### Work required
Set down the records once more, please, exactly and with the pictures left out.

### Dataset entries
%%

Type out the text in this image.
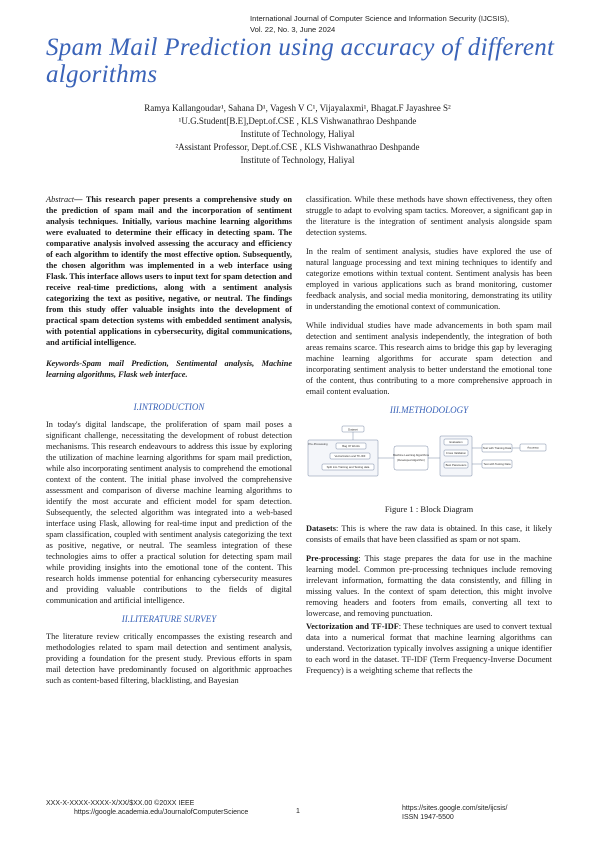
International Journal of Computer Science and Information Security (IJCSIS),
Vol. 22, No. 3, June 2024
Spam Mail Prediction using accuracy of different algorithms
Ramya Kallangoudar¹, Sahana D¹, Vagesh V C¹, Vijayalaxmi¹, Bhagat.F Jayashree S²
¹U.G.Student[B.E],Dept.of.CSE , KLS Vishwanathrao Deshpande
Institute of Technology, Haliyal
²Assistant Professor, Dept.of.CSE , KLS Vishwanathrao Deshpande
Institute of Technology, Haliyal

Abstract— This research paper presents a comprehensive study on the prediction of spam mail and the incorporation of sentiment analysis techniques. Initially, various machine learning algorithms were evaluated to determine their efficacy in detecting spam. The comparative analysis involved assessing the accuracy and efficiency of each algorithm to identify the most effective option. Subsequently, the chosen algorithm was implemented in a web interface using Flask. This interface allows users to input text for spam detection and receive real-time predictions, along with a sentiment analysis categorizing the text as positive, negative, or neutral. The findings from this study offer valuable insights into the development of practical spam detection systems with embedded sentiment analysis, with potential applications in cybersecurity, digital communications, and artificial intelligence.

Keywords-Spam mail Prediction, Sentimental analysis, Machine learning algorithms, Flask web interface.

I.INTRODUCTION

In today's digital landscape, the proliferation of spam mail poses a significant challenge, necessitating the development of robust detection mechanisms. This research endeavours to address this issue by exploring the utilization of machine learning algorithms for spam mail prediction, while also incorporating sentiment analysis to comprehend the emotional context of the content. The initial phase involved the comprehensive assessment and comparison of diverse machine learning algorithms to identify the most accurate and efficient model for spam detection. Subsequently, the selected algorithm was integrated into a web-based interface using Flask, allowing for real-time input and prediction of the spam classification, coupled with sentiment analysis categorizing the text as positive, negative, or neutral. The seamless integration of these technologies aims to offer a practical solution for detecting spam mail while providing insights into the emotional tone of the content. This research holds immense potential for enhancing cybersecurity measures and providing valuable contributions to the fields of digital communication and artificial intelligence.

II.LITERATURE SURVEY

The literature review critically encompasses the existing research and methodologies related to spam mail detection and sentiment analysis, providing a foundation for the present study. Previous efforts in spam mail detection have predominantly focused on algorithmic approaches such as content-based filtering, blacklisting, and Bayesian

classification. While these methods have shown effectiveness, they often struggle to adapt to evolving spam tactics. Moreover, a significant gap in the literature is the integration of sentiment analysis alongside spam detection systems.

In the realm of sentiment analysis, studies have explored the use of natural language processing and text mining techniques to identify and categorize emotions within textual content. Sentiment analysis has been employed in various applications such as brand monitoring, customer feedback analysis, and social media monitoring, demonstrating its utility in understanding the emotional context of communication.

While individual studies have made advancements in both spam mail detection and sentiment analysis independently, the integration of both areas remains scarce. This research aims to bridge this gap by leveraging machine learning algorithms for accurate spam detection and incorporating sentiment analysis to better understand the emotional tone of the content, thus contributing to a more comprehensive approach in email content evaluation.

III.METHODOLOGY
Dataset
Pre-Processing	Bag Of Words
Vectorization and TF-IDF
Split into Training and Testing data
Machine Learning Algorithms
(Developed Algorithm)
Evaluation
Cross Validation
Best Parameters
Test with Training Data
Test with Testing Data
Accuracy
Figure 1 : Block Diagram

Datasets: This is where the raw data is obtained. In this case, it likely consists of emails that have been classified as spam or not spam.

Pre-processing: This stage prepares the data for use in the machine learning model. Common pre-processing techniques include removing irrelevant information, formatting the data consistently, and filling in missing values. In the context of spam detection, this might involve removing headers and footers from emails, converting all text to lowercase, and removing punctuation.

Vectorization and TF-IDF: These techniques are used to convert textual data into a numerical format that machine learning algorithms can understand. Vectorization typically involves assigning a unique identifier to each word in the dataset. TF-IDF (Term Frequency-Inverse Document Frequency) is a weighting scheme that reflects the

XXX-X-XXXX-XXXX-X/XX/$XX.00 ©20XX IEEE
https://google.academia.edu/JournalofComputerScience	1	https://sites.google.com/site/ijcsis/
ISSN 1947-5500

%%

### Exercise response
Type out the text in this image.
International Journal of Computer Science and Information Security (IJCSIS),
Vol. 22, No. 3, June 2024
Spam Mail Prediction using accuracy of different algorithms
Ramya Kallangoudar¹, Sahana D¹, Vagesh V C¹, Vijayalaxmi¹, Bhagat.F Jayashree S²
¹U.G.Student[B.E],Dept.of.CSE , KLS Vishwanathrao Deshpande
Institute of Technology, Haliyal
²Assistant Professor, Dept.of.CSE , KLS Vishwanathrao Deshpande
Institute of Technology, Haliyal

Abstract— This research paper presents a comprehensive study on the prediction of spam mail and the incorporation of sentiment analysis techniques. Initially, various machine learning algorithms were evaluated to determine their efficacy in detecting spam. The comparative analysis involved assessing the accuracy and efficiency of each algorithm to identify the most effective option. Subsequently, the chosen algorithm was implemented in a web interface using Flask. This interface allows users to input text for spam detection and receive real-time predictions, along with a sentiment analysis categorizing the text as positive, negative, or neutral. The findings from this study offer valuable insights into the development of practical spam detection systems with embedded sentiment analysis, with potential applications in cybersecurity, digital communications, and artificial intelligence.

Keywords-Spam mail Prediction, Sentimental analysis, Machine learning algorithms, Flask web interface.

I.INTRODUCTION

In today's digital landscape, the proliferation of spam mail poses a significant challenge, necessitating the development of robust detection mechanisms. This research endeavours to address this issue by exploring the utilization of machine learning algorithms for spam mail prediction, while also incorporating sentiment analysis to comprehend the emotional context of the content. The initial phase involved the comprehensive assessment and comparison of diverse machine learning algorithms to identify the most accurate and efficient model for spam detection. Subsequently, the selected algorithm was integrated into a web-based interface using Flask, allowing for real-time input and prediction of the spam classification, coupled with sentiment analysis categorizing the text as positive, negative, or neutral. The seamless integration of these technologies aims to offer a practical solution for detecting spam mail while providing insights into the emotional tone of the content. This research holds immense potential for enhancing cybersecurity measures and providing valuable contributions to the fields of digital communication and artificial intelligence.

II.LITERATURE SURVEY

The literature review critically encompasses the existing research and methodologies related to spam mail detection and sentiment analysis, providing a foundation for the present study. Previous efforts in spam mail detection have predominantly focused on algorithmic approaches such as content-based filtering, blacklisting, and Bayesian

classification. While these methods have shown effectiveness, they often struggle to adapt to evolving spam tactics. Moreover, a significant gap in the literature is the integration of sentiment analysis alongside spam detection systems.

In the realm of sentiment analysis, studies have explored the use of natural language processing and text mining techniques to identify and categorize emotions within textual content. Sentiment analysis has been employed in various applications such as brand monitoring, customer feedback analysis, and social media monitoring, demonstrating its utility in understanding the emotional context of communication.

While individual studies have made advancements in both spam mail detection and sentiment analysis independently, the integration of both areas remains scarce. This research aims to bridge this gap by leveraging machine learning algorithms for accurate spam detection and incorporating sentiment analysis to better understand the emotional tone of the content, thus contributing to a more comprehensive approach in email content evaluation.

III.METHODOLOGY
Dataset
Pre-Processing	Bag Of Words
Vectorization and TF-IDF
Split into Training and Testing data
Machine Learning Algorithms
(Developed Algorithm)
Evaluation
Cross Validation
Best Parameters
Test with Training Data
Test with Testing Data
Accuracy
Figure 1 : Block Diagram

Datasets: This is where the raw data is obtained. In this case, it likely consists of emails that have been classified as spam or not spam.

Pre-processing: This stage prepares the data for use in the machine learning model. Common pre-processing techniques include removing irrelevant information, formatting the data consistently, and filling in missing values. In the context of spam detection, this might involve removing headers and footers from emails, converting all text to lowercase, and removing punctuation.

Vectorization and TF-IDF: These techniques are used to convert textual data into a numerical format that machine learning algorithms can understand. Vectorization typically involves assigning a unique identifier to each word in the dataset. TF-IDF (Term Frequency-Inverse Document Frequency) is a weighting scheme that reflects the

XXX-X-XXXX-XXXX-X/XX/$XX.00 ©20XX IEEE
https://google.academia.edu/JournalofComputerScience	1	https://sites.google.com/site/ijcsis/
ISSN 1947-5500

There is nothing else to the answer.